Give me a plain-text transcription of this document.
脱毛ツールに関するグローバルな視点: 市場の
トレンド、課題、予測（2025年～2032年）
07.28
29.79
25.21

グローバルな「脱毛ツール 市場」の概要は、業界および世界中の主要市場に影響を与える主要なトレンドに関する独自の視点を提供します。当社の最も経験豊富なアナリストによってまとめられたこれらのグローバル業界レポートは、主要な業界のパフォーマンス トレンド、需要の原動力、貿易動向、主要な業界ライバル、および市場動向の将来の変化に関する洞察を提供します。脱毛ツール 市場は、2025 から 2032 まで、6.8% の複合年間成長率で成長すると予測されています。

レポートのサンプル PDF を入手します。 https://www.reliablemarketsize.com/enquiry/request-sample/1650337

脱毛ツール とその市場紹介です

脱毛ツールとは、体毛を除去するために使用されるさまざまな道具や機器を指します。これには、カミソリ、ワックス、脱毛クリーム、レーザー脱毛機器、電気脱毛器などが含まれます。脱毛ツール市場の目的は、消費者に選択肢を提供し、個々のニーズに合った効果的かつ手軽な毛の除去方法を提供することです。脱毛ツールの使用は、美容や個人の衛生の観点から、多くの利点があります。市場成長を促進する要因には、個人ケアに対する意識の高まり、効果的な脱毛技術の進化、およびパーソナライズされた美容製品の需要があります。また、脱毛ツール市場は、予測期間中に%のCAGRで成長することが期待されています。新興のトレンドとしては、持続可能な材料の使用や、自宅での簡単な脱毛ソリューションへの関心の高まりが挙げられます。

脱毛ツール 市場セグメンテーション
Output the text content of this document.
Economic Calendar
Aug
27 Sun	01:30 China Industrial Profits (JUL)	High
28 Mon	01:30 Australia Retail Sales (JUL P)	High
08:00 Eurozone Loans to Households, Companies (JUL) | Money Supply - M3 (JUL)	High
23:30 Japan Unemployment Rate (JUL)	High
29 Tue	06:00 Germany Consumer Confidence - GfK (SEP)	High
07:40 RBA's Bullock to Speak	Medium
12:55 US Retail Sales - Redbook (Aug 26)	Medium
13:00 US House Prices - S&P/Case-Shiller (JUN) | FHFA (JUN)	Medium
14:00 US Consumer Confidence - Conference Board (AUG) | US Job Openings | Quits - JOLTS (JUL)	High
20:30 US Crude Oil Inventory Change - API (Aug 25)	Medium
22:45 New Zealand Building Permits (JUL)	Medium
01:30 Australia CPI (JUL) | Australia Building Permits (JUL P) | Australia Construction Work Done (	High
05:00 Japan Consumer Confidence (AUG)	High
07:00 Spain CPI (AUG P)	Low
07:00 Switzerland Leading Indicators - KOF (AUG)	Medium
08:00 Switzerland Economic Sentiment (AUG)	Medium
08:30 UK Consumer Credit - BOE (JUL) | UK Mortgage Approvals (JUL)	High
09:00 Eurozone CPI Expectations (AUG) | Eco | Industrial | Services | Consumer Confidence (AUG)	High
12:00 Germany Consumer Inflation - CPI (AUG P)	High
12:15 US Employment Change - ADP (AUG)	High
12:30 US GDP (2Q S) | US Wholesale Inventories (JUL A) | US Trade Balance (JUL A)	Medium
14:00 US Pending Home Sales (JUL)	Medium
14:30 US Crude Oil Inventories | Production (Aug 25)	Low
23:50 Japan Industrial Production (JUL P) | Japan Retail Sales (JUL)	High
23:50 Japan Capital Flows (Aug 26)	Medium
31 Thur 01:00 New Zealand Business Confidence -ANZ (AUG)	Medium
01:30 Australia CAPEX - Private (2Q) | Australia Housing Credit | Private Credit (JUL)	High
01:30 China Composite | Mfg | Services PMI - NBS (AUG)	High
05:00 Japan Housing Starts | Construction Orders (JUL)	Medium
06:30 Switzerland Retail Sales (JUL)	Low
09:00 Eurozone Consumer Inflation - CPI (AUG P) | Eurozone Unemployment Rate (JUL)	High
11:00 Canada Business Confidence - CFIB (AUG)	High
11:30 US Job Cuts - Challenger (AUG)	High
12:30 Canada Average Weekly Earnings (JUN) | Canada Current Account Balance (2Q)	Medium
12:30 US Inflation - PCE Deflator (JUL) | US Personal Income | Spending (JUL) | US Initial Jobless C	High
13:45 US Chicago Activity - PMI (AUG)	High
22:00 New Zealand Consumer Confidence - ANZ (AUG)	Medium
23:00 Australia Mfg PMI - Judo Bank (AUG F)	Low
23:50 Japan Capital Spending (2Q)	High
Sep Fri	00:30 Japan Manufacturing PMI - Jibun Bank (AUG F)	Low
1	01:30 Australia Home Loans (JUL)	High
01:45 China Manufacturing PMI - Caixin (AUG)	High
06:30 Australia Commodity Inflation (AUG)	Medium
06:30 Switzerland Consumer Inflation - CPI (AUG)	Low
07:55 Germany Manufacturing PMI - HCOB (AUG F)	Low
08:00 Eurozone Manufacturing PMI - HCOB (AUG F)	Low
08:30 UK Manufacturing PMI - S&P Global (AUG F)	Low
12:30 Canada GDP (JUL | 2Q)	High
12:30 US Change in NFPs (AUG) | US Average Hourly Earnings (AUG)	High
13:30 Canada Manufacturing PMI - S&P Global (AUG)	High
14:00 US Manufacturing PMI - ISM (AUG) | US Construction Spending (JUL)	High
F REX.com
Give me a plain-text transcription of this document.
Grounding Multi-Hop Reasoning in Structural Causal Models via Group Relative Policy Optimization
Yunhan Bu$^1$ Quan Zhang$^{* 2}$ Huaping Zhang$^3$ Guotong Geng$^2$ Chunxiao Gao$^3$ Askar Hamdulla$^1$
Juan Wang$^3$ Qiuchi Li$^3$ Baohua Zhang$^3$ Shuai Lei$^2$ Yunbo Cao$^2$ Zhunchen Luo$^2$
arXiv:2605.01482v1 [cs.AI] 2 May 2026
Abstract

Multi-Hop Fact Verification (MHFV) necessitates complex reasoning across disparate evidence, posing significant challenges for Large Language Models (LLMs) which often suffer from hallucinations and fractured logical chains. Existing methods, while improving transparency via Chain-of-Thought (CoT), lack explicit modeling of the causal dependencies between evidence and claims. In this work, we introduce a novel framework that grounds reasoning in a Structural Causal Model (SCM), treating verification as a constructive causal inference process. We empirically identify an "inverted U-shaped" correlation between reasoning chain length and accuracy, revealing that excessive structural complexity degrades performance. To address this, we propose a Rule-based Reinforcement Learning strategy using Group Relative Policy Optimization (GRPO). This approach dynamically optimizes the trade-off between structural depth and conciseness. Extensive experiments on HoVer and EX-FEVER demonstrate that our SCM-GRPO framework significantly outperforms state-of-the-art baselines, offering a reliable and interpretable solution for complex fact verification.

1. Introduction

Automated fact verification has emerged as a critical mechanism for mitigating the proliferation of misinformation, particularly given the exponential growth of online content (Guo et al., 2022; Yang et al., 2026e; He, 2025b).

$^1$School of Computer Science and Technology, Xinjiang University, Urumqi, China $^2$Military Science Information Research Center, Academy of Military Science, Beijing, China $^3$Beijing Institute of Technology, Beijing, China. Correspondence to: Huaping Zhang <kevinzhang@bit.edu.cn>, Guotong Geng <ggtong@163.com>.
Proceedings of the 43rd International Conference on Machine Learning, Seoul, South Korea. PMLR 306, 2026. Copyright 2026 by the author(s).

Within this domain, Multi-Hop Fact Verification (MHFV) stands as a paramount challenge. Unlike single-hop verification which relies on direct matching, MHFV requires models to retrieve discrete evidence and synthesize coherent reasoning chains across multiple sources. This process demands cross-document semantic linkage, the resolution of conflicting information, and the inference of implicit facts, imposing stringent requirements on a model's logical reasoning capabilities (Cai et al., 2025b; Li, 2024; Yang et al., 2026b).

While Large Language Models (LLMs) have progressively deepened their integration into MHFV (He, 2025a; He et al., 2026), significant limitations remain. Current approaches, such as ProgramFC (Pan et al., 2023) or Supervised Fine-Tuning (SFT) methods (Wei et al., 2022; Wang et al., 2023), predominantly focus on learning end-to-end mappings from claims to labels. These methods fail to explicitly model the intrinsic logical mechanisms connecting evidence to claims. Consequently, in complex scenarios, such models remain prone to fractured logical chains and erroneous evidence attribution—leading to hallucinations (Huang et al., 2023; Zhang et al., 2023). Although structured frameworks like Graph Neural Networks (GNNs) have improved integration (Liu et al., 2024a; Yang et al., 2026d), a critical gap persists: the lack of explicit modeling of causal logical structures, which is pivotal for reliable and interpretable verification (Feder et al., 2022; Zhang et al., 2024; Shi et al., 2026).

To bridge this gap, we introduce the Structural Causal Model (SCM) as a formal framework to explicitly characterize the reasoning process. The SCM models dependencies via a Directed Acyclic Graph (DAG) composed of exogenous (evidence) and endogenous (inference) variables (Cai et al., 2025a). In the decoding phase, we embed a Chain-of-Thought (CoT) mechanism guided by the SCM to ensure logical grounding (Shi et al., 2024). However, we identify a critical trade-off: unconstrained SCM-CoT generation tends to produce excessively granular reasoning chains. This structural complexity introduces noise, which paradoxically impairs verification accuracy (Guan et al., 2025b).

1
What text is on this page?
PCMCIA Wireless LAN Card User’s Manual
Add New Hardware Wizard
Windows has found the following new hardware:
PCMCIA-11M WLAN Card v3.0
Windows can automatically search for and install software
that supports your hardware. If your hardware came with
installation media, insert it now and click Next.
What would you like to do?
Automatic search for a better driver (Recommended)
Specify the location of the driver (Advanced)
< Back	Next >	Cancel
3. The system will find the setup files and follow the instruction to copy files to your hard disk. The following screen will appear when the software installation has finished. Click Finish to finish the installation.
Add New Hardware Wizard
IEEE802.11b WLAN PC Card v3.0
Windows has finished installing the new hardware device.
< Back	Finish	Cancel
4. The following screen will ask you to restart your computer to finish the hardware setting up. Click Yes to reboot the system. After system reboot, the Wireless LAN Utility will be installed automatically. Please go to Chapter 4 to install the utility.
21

***

(GOAL OF THE EXERCISE)
Where does the word "Retail" appear? Return each line that holds it.

(ANSWER TO THIS PROBLEM)
28 Mon	01:30 Australia Retail Sales (JUL P)	High
12:55 US Retail Sales - Redbook (Aug 26)	Medium
23:50 Japan Industrial Production (JUL P) | Japan Retail Sales (JUL)	High
06:30 Switzerland Retail Sales (JUL)	Low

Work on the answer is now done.